> _Goal_: Each entry below should be returned exactly as is, with the pictures removed.

> _Data records_:
'''

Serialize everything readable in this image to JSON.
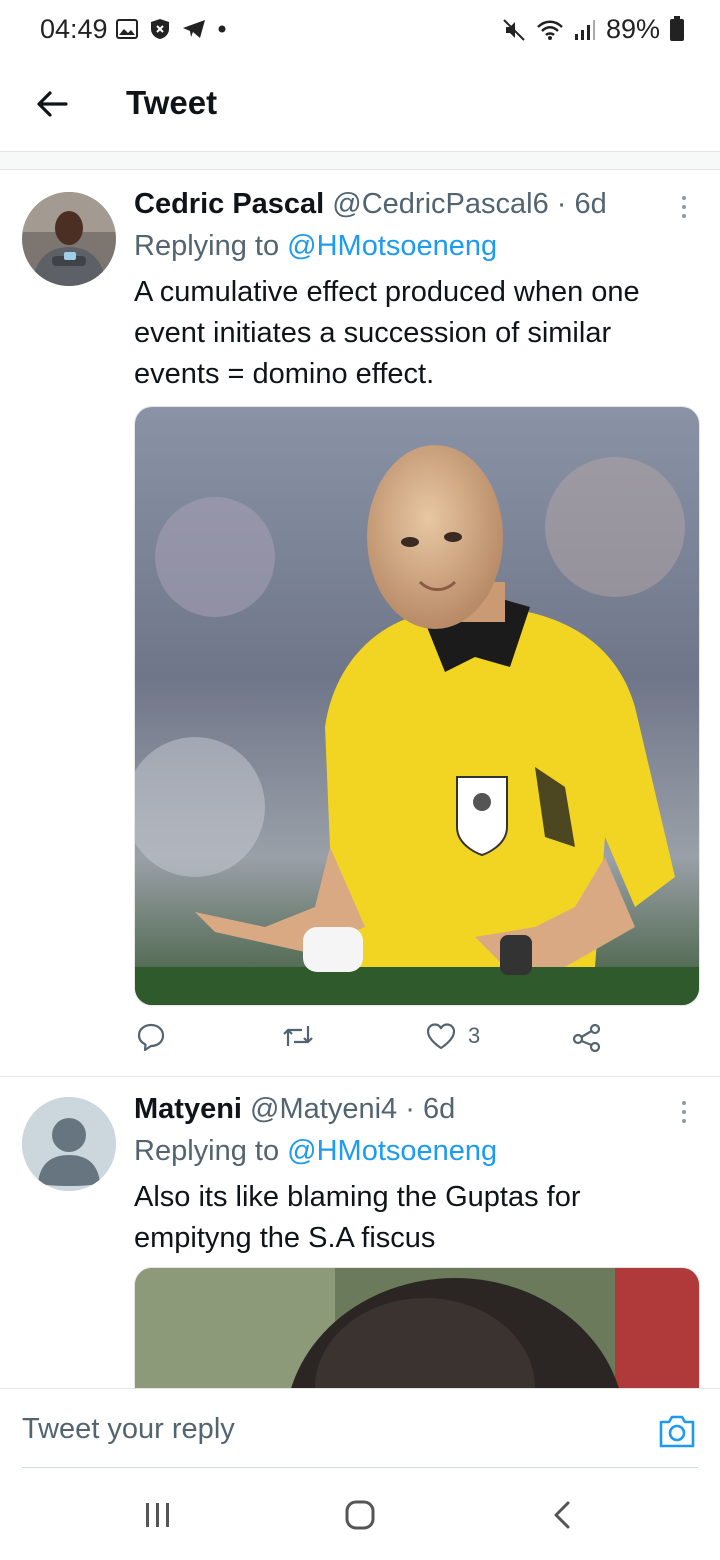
{
  "status_bar": {
    "time": "04:49",
    "battery": "89%",
    "left_icons": [
      "gallery-icon",
      "shield-icon",
      "telegram-icon",
      "dot-icon"
    ],
    "right_icons": [
      "mute-icon",
      "wifi-icon",
      "signal-icon",
      "battery-icon"
    ]
  },
  "header": {
    "title": "Tweet",
    "back_icon": "arrow-left-icon"
  },
  "tweets": [
    {
      "name": "Cedric Pascal",
      "handle": "@CedricPascal6",
      "dot": "·",
      "time": "6d",
      "replying_prefix": "Replying to",
      "replying_to": "@HMotsoeneng",
      "text": "A cumulative effect produced when one event initiates a succession of similar events = domino effect.",
      "likes": "3"
    },
    {
      "name": "Matyeni",
      "handle": "@Matyeni4",
      "dot": "·",
      "time": "6d",
      "replying_prefix": "Replying to",
      "replying_to": "@HMotsoeneng",
      "text": "Also its like blaming the Guptas for empityng the S.A fiscus"
    }
  ],
  "reply_bar": {
    "placeholder": "Tweet your reply",
    "camera_icon": "camera-icon"
  },
  "nav_bar": {
    "icons": [
      "recent-apps-icon",
      "home-icon",
      "back-icon"
    ]
  },
  "colors": {
    "accent": "#1d9bf0",
    "secondary_text": "#536471",
    "referee_shirt": "#f2d422"
  }
}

'''

> _Written reply_:
Serialize everything readable in this image to JSON.
{
  "status_bar": {
    "time": "04:49",
    "battery": "89%",
    "left_icons": [
      "gallery-icon",
      "shield-icon",
      "telegram-icon",
      "dot-icon"
    ],
    "right_icons": [
      "mute-icon",
      "wifi-icon",
      "signal-icon",
      "battery-icon"
    ]
  },
  "header": {
    "title": "Tweet",
    "back_icon": "arrow-left-icon"
  },
  "tweets": [
    {
      "name": "Cedric Pascal",
      "handle": "@CedricPascal6",
      "dot": "·",
      "time": "6d",
      "replying_prefix": "Replying to",
      "replying_to": "@HMotsoeneng",
      "text": "A cumulative effect produced when one event initiates a succession of similar events = domino effect.",
      "likes": "3"
    },
    {
      "name": "Matyeni",
      "handle": "@Matyeni4",
      "dot": "·",
      "time": "6d",
      "replying_prefix": "Replying to",
      "replying_to": "@HMotsoeneng",
      "text": "Also its like blaming the Guptas for empityng the S.A fiscus"
    }
  ],
  "reply_bar": {
    "placeholder": "Tweet your reply",
    "camera_icon": "camera-icon"
  },
  "nav_bar": {
    "icons": [
      "recent-apps-icon",
      "home-icon",
      "back-icon"
    ]
  },
  "colors": {
    "accent": "#1d9bf0",
    "secondary_text": "#536471",
    "referee_shirt": "#f2d422"
  }
}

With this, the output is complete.